Exercise instructions>
Gather each line in the entries that includes the string "førte".

Task input>
━━━━━━━━━━━━━━━━━━━━

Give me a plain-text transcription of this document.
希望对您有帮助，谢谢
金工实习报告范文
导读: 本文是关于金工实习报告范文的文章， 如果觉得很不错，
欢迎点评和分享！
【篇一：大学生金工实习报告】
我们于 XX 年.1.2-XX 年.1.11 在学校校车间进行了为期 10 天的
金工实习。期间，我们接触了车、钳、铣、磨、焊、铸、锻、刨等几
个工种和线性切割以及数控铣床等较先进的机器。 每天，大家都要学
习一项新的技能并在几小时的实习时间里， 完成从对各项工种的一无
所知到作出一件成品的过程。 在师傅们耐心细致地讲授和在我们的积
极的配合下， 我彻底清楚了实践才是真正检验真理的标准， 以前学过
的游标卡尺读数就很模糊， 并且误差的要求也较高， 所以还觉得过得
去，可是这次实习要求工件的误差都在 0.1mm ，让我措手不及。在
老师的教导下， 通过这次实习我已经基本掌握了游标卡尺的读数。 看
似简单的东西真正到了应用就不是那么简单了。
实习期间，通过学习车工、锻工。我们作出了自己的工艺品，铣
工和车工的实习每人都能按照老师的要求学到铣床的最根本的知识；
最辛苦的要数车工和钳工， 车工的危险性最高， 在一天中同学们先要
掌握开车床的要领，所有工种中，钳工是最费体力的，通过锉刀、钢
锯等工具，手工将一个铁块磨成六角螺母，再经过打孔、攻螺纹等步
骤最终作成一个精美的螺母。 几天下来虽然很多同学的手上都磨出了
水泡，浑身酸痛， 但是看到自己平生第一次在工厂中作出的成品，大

━━━━━━━━━━━━━━━━━━━━

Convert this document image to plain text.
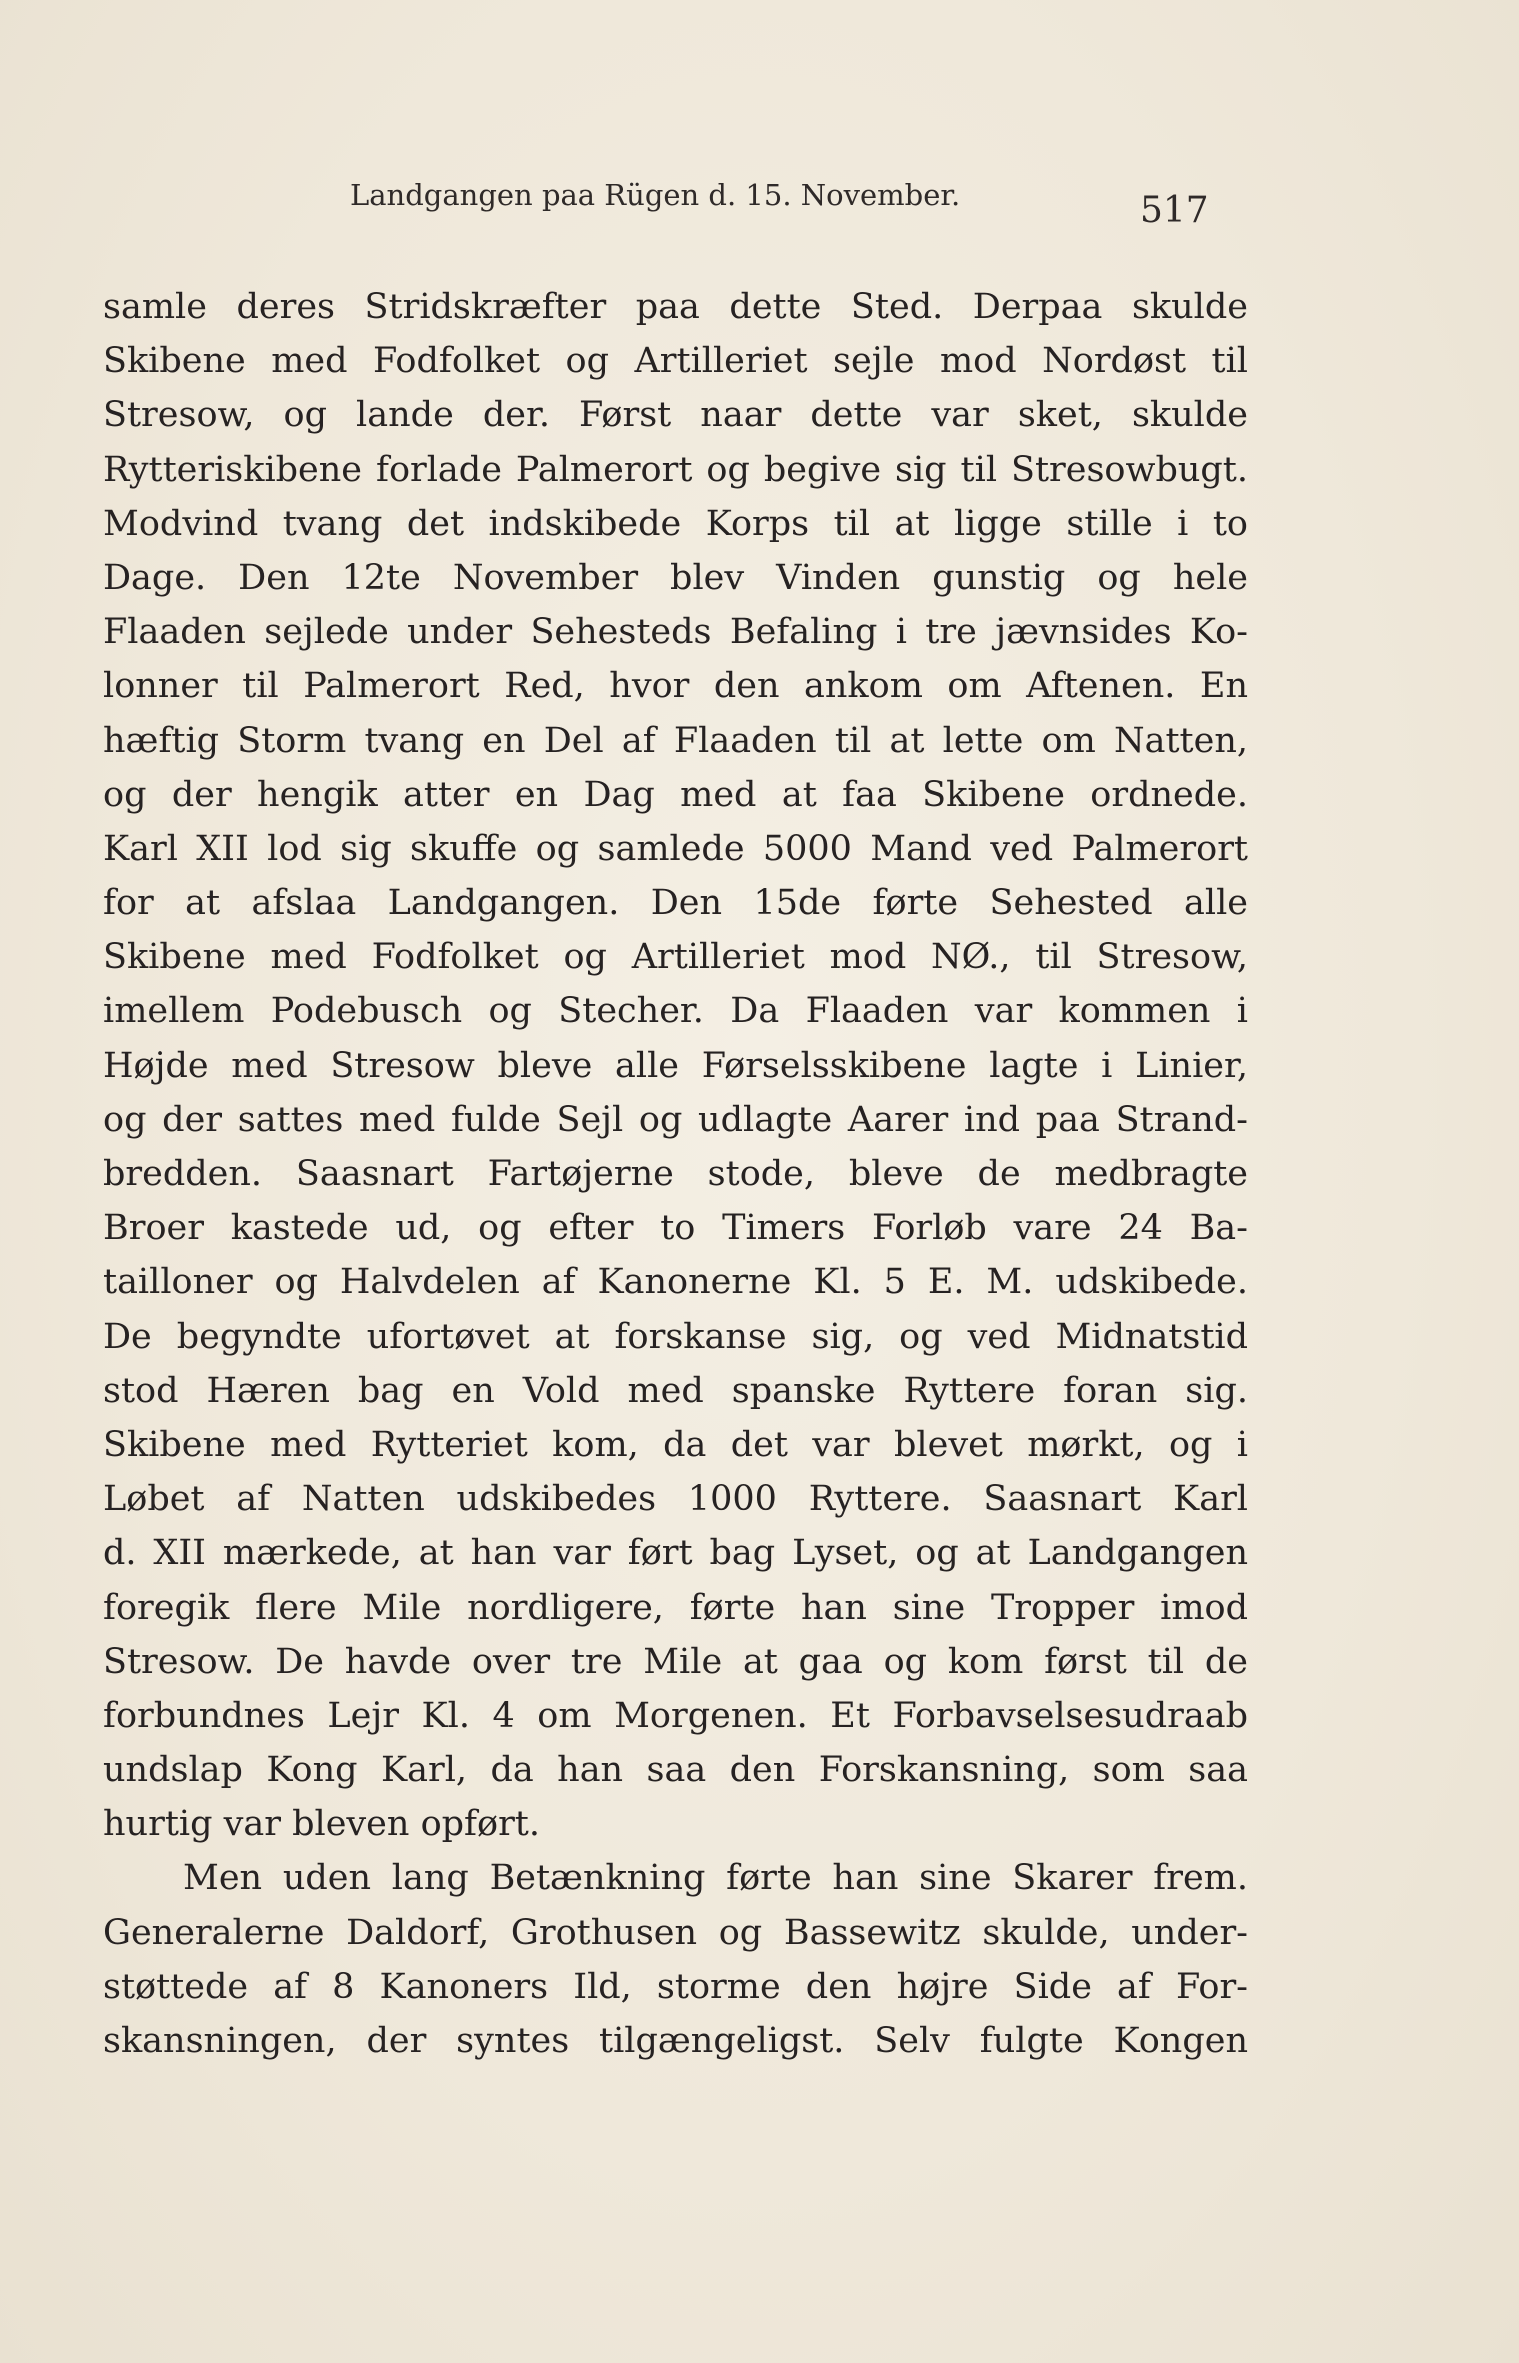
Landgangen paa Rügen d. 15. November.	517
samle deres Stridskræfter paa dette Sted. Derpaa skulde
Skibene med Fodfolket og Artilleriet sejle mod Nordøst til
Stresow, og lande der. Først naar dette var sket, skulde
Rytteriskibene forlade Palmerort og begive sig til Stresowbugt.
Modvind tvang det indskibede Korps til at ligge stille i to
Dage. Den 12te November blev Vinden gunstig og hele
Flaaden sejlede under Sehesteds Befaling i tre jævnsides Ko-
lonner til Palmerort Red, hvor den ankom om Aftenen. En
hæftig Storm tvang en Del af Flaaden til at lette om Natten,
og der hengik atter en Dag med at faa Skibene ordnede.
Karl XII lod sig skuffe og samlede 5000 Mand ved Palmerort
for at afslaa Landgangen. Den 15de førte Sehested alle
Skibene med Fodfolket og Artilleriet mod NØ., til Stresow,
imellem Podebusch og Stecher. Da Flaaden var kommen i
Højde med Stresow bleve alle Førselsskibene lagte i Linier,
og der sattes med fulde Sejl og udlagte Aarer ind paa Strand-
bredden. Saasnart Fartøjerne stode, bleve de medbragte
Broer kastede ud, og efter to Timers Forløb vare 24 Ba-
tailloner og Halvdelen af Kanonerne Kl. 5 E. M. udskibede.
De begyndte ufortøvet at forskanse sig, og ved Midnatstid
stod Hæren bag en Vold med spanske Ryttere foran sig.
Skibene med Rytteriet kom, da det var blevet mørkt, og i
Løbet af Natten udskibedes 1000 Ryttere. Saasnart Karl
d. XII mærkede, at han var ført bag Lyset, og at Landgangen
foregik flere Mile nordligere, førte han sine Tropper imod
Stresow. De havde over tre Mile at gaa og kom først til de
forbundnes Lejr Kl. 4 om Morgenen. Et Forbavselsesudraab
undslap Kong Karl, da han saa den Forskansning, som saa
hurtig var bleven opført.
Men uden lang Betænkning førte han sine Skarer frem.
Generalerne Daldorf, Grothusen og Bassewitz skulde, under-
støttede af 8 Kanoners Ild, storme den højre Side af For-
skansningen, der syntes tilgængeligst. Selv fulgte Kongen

━━━━━━━━━━━━━━━━━━━━

Final result>
for at afslaa Landgangen. Den 15de førte Sehested alle
foregik flere Mile nordligere, førte han sine Tropper imod
Men uden lang Betænkning førte han sine Skarer frem.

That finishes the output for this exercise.